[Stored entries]
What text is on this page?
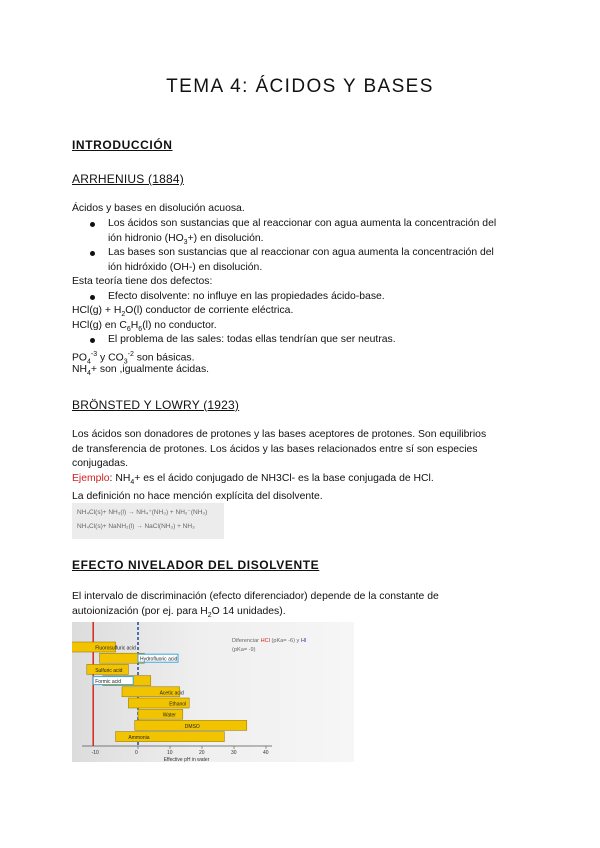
TEMA 4: ÁCIDOS Y BASES
INTRODUCCIÓN
ARRHENIUS (1884)
Ácidos y bases en disolución acuosa.
Los ácidos son sustancias que al reaccionar con agua aumenta la concentración del
ión hidronio $(HO_3+)$ en disolución.
Las bases son sustancias que al reaccionar con agua aumenta la concentración del
ión hidróxido (OH-) en disolución.
Esta teoría tiene dos defectos:
Efecto disolvente: no influye en las propiedades ácido-base.
$HCl(g) + H_2O(l)$ conductor de corriente eléctrica.
HCl(g) en $C_6H_6(l)$ no conductor.
El problema de las sales: todas ellas tendrían que ser neutras.
$PO_4^{-3}$ y $CO_3^{-2}$ son básicas.
$NH_4+$ son ,igualmente ácidas.
BRÖNSTED Y LOWRY (1923)
Los ácidos son donadores de protones y las bases aceptores de protones. Son equilibrios
de transferencia de protones. Los ácidos y las bases relacionados entre sí son especies
conjugadas.
Ejemplo: $NH_4+$ es el ácido conjugado de NH3Cl- es la base conjugada de HCl.
La definición no hace mención explícita del disolvente.
NH₄Cl(s)+ NH₃(l) → NH₄⁺(NH₃) + NH₂⁻(NH₃)
NH₄Cl(s)+ NaNH₂(l) → NaCl(NH₃) + NH₃
EFECTO NIVELADOR DEL DISOLVENTE
El intervalo de discriminación (efecto diferenciador) depende de la constante de
autoionización (por ej. para $H_2O$ 14 unidades).
Fluorosulfuric acid
Hydrofluoric acid
Sulfuric acid
Formic acid
Acetic acid
Ethanol
Water
DMSO
Ammonia
0	10	20	30	40
-10
Effective pH in water
Diferenciar HCl (pKa= -6) y HI
(pKa= -9)
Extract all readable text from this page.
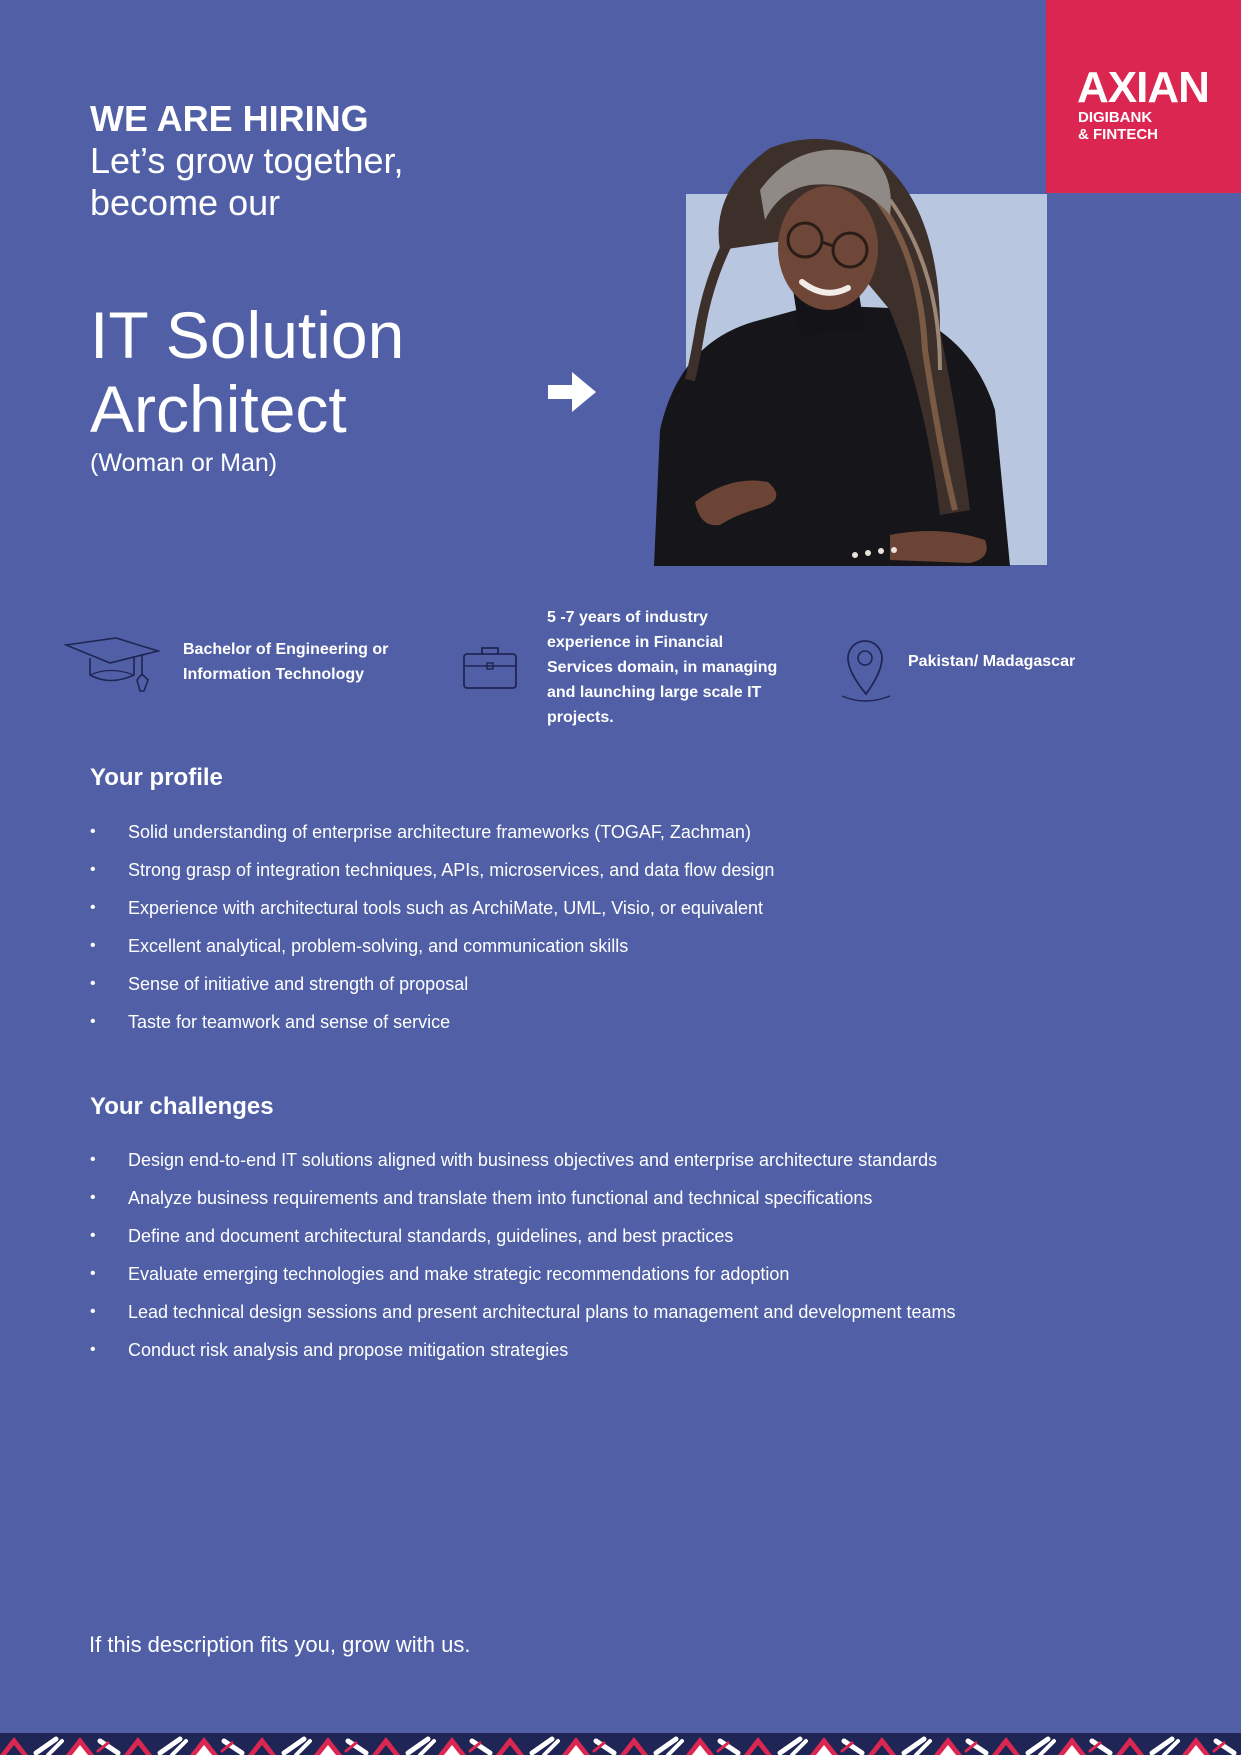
AXIAN
DIGIBANK
& FINTECH
WE ARE HIRING
Let’s grow together,
become our
IT Solution
Architect
(Woman or Man)
Bachelor of Engineering or Information Technology
5 -7 years of industry experience in Financial Services domain, in managing and launching large scale IT projects.
Pakistan/ Madagascar
Your profile
• Solid understanding of enterprise architecture frameworks (TOGAF, Zachman)
• Strong grasp of integration techniques, APIs, microservices, and data flow design
• Experience with architectural tools such as ArchiMate, UML, Visio, or equivalent
• Excellent analytical, problem-solving, and communication skills
• Sense of initiative and strength of proposal
• Taste for teamwork and sense of service
Your challenges
• Design end-to-end IT solutions aligned with business objectives and enterprise architecture standards
• Analyze business requirements and translate them into functional and technical specifications
• Define and document architectural standards, guidelines, and best practices
• Evaluate emerging technologies and make strategic recommendations for adoption
• Lead technical design sessions and present architectural plans to management and development teams
• Conduct risk analysis and propose mitigation strategies
If this description fits you, grow with us.
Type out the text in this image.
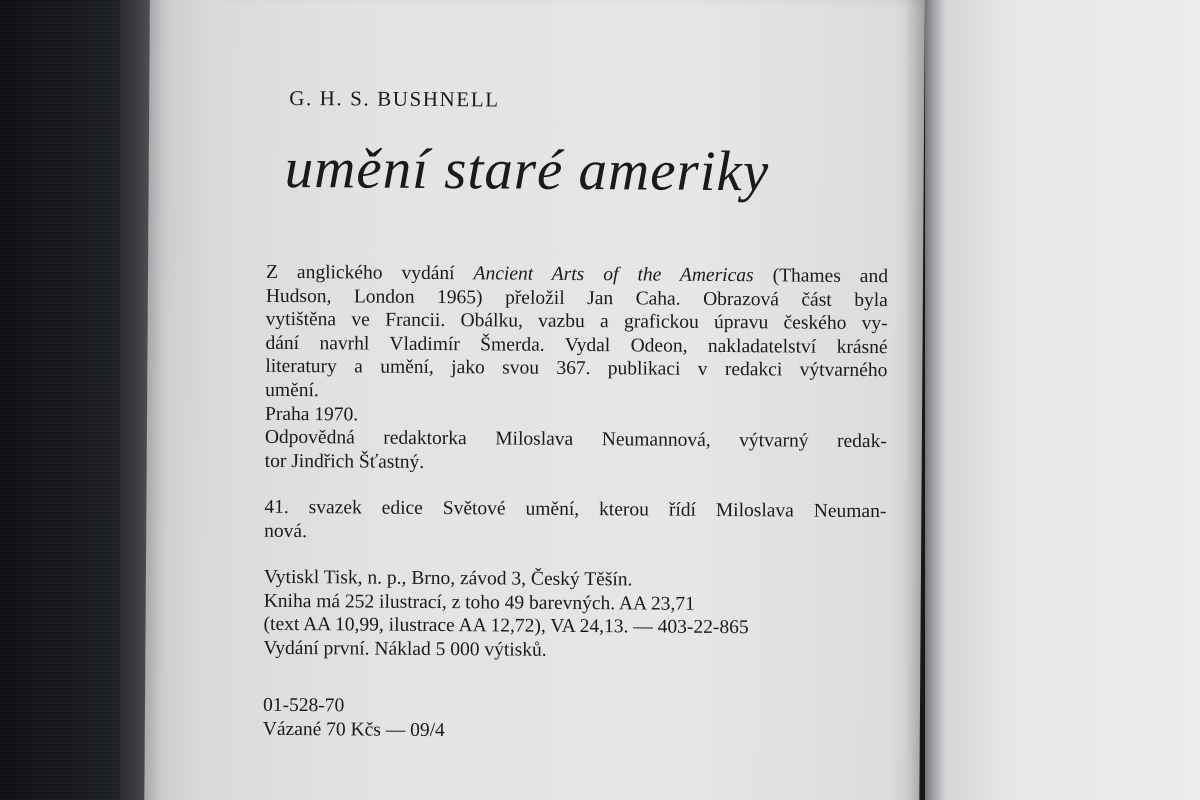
G. H. S. BUSHNELL
umění staré ameriky
Z anglického vydání Ancient Arts of the Americas (Thames and
Hudson, London 1965) přeložil Jan Caha. Obrazová část byla
vytištěna ve Francii. Obálku, vazbu a grafickou úpravu českého vy-
dání navrhl Vladimír Šmerda. Vydal Odeon, nakladatelství krásné
literatury a umění, jako svou 367. publikaci v redakci výtvarného
umění.
Praha 1970.
Odpovědná redaktorka Miloslava Neumannová, výtvarný redak-
tor Jindřich Šťastný.
41. svazek edice Světové umění, kterou řídí Miloslava Neuman-
nová.
Vytiskl Tisk, n. p., Brno, závod 3, Český Těšín.
Kniha má 252 ilustrací, z toho 49 barevných. AA 23,71
(text AA 10,99, ilustrace AA 12,72), VA 24,13. — 403-22-865
Vydání první. Náklad 5 000 výtisků.
01-528-70
Vázané 70 Kčs — 09/4
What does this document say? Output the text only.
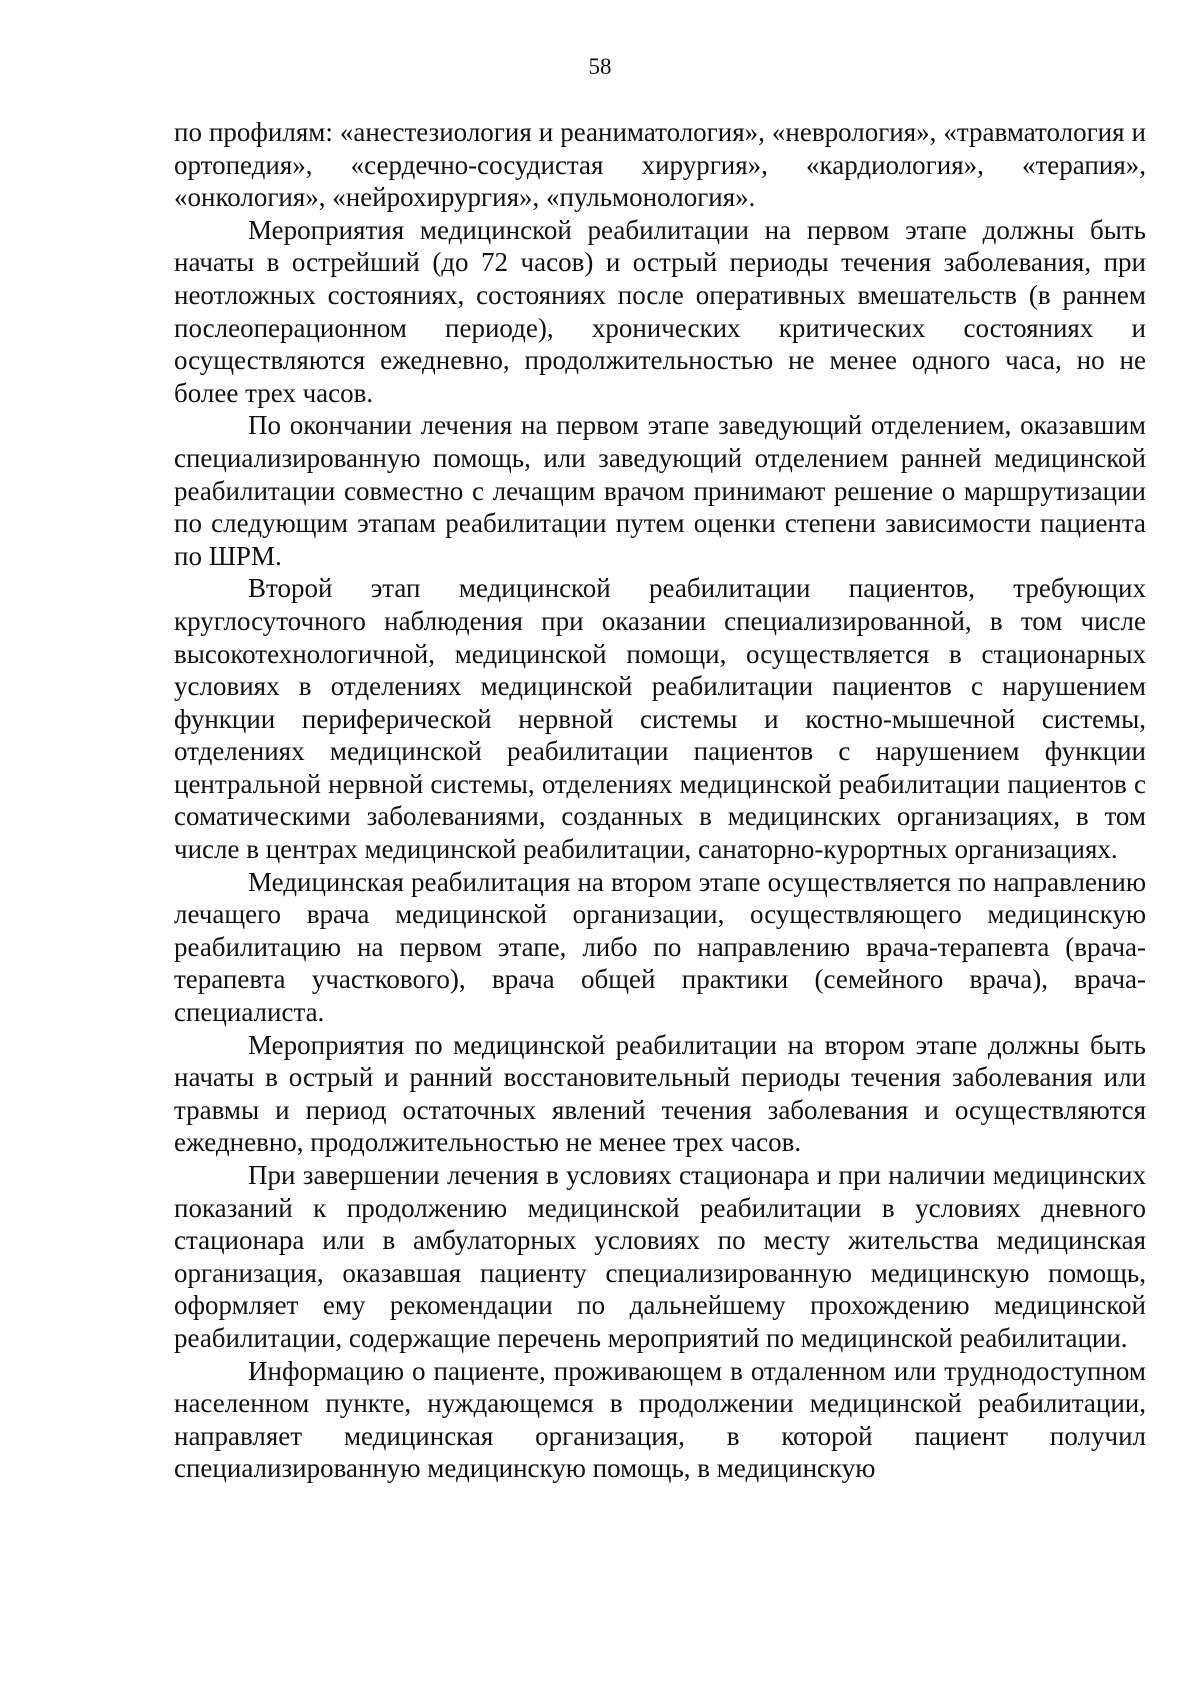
58

по профилям: «анестезиология и реаниматология», «неврология», «травматология и ортопедия», «сердечно-сосудистая хирургия», «кардиология», «терапия», «онкология», «нейрохирургия», «пульмонология».

Мероприятия медицинской реабилитации на первом этапе должны быть начаты в острейший (до 72 часов) и острый периоды течения заболевания, при неотложных состояниях, состояниях после оперативных вмешательств (в раннем послеоперационном периоде), хронических критических состояниях и осуществляются ежедневно, продолжительностью не менее одного часа, но не более трех часов.

По окончании лечения на первом этапе заведующий отделением, оказавшим специализированную помощь, или заведующий отделением ранней медицинской реабилитации совместно с лечащим врачом принимают решение о маршрутизации по следующим этапам реабилитации путем оценки степени зависимости пациента по ШРМ.

Второй этап медицинской реабилитации пациентов, требующих круглосуточного наблюдения при оказании специализированной, в том числе высокотехнологичной, медицинской помощи, осуществляется в стационарных условиях в отделениях медицинской реабилитации пациентов с нарушением функции периферической нервной системы и костно-мышечной системы, отделениях медицинской реабилитации пациентов с нарушением функции центральной нервной системы, отделениях медицинской реабилитации пациентов с соматическими заболеваниями, созданных в медицинских организациях, в том числе в центрах медицинской реабилитации, санаторно-курортных организациях.

Медицинская реабилитация на втором этапе осуществляется по направлению лечащего врача медицинской организации, осуществляющего медицинскую реабилитацию на первом этапе, либо по направлению врача-терапевта (врача-терапевта участкового), врача общей практики (семейного врача), врача-специалиста.

Мероприятия по медицинской реабилитации на втором этапе должны быть начаты в острый и ранний восстановительный периоды течения заболевания или травмы и период остаточных явлений течения заболевания и осуществляются ежедневно, продолжительностью не менее трех часов.

При завершении лечения в условиях стационара и при наличии медицинских показаний к продолжению медицинской реабилитации в условиях дневного стационара или в амбулаторных условиях по месту жительства медицинская организация, оказавшая пациенту специализированную медицинскую помощь, оформляет ему рекомендации по дальнейшему прохождению медицинской реабилитации, содержащие перечень мероприятий по медицинской реабилитации.

Информацию о пациенте, проживающем в отдаленном или труднодоступном населенном пункте, нуждающемся в продолжении медицинской реабилитации, направляет медицинская организация, в которой пациент получил специализированную медицинскую помощь, в медицинскую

◆ Problem to solve ◆
Out of the material above, select every line that holds the string "technical".

◆ Output for this task ◆
• Analyze business requirements and translate them into functional and technical specifications
• Lead technical design sessions and present architectural plans to management and development teams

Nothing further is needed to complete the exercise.